### [What the task asks]
Copy each line with the word "Inselversorgung" in it.
***** Provided information
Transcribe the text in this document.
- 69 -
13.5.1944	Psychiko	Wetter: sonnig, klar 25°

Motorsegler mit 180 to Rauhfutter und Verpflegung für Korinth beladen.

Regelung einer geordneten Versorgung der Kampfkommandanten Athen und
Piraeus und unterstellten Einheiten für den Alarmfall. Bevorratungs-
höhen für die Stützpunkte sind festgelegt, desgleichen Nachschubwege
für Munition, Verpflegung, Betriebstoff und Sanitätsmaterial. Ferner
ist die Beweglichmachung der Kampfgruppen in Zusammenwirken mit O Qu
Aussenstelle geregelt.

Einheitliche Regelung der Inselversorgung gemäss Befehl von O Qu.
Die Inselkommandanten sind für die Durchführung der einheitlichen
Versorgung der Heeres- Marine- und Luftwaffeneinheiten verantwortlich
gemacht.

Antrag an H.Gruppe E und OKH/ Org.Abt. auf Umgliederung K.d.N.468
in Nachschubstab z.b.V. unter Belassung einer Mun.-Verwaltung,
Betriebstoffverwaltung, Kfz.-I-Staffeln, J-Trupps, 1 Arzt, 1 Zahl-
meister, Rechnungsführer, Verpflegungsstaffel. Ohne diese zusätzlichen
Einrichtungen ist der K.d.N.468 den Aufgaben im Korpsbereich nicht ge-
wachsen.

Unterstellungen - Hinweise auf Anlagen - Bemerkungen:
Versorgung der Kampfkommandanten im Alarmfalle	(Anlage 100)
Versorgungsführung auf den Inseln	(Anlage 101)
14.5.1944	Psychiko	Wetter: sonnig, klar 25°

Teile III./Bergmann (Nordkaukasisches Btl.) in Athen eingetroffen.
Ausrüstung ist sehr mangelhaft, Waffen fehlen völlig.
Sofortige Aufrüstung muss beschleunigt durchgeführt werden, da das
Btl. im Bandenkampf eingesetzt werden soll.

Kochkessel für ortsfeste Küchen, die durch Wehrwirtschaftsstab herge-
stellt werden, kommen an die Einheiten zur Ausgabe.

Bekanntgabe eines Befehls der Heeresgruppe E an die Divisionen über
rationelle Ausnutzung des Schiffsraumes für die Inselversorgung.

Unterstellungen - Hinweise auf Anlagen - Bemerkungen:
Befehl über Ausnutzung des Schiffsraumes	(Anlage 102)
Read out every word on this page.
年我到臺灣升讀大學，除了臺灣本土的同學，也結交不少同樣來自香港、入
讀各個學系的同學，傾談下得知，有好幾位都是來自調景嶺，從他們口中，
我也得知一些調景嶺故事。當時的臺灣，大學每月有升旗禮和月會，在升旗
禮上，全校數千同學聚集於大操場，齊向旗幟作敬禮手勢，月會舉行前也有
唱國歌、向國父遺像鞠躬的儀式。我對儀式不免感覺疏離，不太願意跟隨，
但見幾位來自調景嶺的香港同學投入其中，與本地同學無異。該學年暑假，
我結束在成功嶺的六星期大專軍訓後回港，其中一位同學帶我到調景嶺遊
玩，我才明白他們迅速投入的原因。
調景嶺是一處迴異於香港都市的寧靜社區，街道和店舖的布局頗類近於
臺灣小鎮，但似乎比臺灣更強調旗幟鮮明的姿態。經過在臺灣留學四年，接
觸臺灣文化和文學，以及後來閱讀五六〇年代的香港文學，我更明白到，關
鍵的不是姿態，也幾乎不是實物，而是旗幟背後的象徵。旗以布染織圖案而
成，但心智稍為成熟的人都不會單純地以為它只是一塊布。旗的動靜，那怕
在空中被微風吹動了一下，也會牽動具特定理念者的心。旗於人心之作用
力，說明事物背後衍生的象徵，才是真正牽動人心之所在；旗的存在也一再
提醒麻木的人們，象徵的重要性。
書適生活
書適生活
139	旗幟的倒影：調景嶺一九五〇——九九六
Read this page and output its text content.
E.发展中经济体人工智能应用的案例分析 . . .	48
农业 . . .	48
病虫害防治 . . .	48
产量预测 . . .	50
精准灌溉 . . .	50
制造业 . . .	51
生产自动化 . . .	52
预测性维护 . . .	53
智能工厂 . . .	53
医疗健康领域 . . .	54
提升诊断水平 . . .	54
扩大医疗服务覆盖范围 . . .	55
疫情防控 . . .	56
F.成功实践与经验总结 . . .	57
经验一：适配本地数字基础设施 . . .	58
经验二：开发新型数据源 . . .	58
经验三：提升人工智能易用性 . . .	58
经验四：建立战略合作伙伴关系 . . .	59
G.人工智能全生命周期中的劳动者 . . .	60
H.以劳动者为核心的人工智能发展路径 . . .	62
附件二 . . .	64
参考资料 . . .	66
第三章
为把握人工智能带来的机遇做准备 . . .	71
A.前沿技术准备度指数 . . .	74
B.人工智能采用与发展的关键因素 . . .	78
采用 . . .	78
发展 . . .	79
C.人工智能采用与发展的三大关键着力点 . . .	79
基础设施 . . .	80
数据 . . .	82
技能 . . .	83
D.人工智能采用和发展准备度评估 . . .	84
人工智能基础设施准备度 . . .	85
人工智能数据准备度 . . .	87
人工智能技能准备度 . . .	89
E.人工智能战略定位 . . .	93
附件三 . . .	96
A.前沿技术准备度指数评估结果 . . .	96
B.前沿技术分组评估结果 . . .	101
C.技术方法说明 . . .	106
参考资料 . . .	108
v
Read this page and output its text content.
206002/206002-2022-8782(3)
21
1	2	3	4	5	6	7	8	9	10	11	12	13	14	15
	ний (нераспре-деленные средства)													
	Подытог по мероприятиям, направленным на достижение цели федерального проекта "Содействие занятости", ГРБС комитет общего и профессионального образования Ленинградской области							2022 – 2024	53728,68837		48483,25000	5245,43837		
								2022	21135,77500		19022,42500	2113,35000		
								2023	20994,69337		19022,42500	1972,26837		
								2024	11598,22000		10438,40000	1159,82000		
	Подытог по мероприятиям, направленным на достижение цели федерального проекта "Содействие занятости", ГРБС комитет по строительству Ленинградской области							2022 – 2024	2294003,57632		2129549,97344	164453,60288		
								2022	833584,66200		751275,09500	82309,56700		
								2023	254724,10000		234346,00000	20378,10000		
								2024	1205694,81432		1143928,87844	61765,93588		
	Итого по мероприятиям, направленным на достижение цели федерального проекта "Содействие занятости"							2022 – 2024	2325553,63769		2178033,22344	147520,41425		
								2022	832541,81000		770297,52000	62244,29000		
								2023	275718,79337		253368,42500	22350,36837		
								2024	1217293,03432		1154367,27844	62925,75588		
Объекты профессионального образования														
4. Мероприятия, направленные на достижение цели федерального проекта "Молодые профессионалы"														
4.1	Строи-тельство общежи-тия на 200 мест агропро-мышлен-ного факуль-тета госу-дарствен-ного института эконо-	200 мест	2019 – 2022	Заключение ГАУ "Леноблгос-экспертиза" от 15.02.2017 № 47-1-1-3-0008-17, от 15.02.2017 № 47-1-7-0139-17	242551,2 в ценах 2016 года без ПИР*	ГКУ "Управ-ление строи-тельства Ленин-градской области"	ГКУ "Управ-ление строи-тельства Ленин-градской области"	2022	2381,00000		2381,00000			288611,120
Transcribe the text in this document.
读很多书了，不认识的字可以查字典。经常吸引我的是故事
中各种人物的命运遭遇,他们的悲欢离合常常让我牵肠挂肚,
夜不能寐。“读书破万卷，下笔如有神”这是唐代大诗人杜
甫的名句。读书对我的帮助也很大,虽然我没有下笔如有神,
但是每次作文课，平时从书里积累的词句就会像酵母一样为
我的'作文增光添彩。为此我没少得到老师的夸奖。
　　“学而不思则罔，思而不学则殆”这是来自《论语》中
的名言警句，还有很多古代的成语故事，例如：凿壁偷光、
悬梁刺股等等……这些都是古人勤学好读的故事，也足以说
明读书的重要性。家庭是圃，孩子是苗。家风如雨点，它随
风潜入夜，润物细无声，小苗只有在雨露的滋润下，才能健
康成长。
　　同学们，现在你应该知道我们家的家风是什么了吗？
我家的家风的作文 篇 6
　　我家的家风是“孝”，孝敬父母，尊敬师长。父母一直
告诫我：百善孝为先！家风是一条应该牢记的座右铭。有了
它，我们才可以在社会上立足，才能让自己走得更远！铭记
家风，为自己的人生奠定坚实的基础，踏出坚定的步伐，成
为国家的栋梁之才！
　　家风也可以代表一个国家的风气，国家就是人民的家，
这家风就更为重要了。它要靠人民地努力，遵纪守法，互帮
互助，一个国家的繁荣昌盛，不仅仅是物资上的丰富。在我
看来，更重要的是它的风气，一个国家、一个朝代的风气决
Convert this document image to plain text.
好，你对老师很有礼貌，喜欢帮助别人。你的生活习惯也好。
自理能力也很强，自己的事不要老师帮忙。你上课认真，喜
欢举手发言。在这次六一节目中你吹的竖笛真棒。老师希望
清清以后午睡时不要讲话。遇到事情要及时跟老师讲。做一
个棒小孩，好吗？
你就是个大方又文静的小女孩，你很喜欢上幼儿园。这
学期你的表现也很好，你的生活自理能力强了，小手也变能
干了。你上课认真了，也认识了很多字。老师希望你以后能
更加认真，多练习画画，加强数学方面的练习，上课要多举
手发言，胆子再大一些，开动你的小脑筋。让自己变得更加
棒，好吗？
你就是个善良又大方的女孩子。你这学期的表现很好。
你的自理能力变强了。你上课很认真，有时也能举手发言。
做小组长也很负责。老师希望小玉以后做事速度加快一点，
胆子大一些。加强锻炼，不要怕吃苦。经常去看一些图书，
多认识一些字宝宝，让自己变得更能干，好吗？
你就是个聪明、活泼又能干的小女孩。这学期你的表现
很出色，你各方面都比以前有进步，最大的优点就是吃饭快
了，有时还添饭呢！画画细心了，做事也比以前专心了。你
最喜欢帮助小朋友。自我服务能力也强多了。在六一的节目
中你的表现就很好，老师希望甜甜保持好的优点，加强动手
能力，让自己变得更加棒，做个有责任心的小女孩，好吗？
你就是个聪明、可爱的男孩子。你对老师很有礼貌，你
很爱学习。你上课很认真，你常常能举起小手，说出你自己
**********
### [Output]
Einheitliche Regelung der Inselversorgung gemäss Befehl von O Qu.
rationelle Ausnutzung des Schiffsraumes für die Inselversorgung.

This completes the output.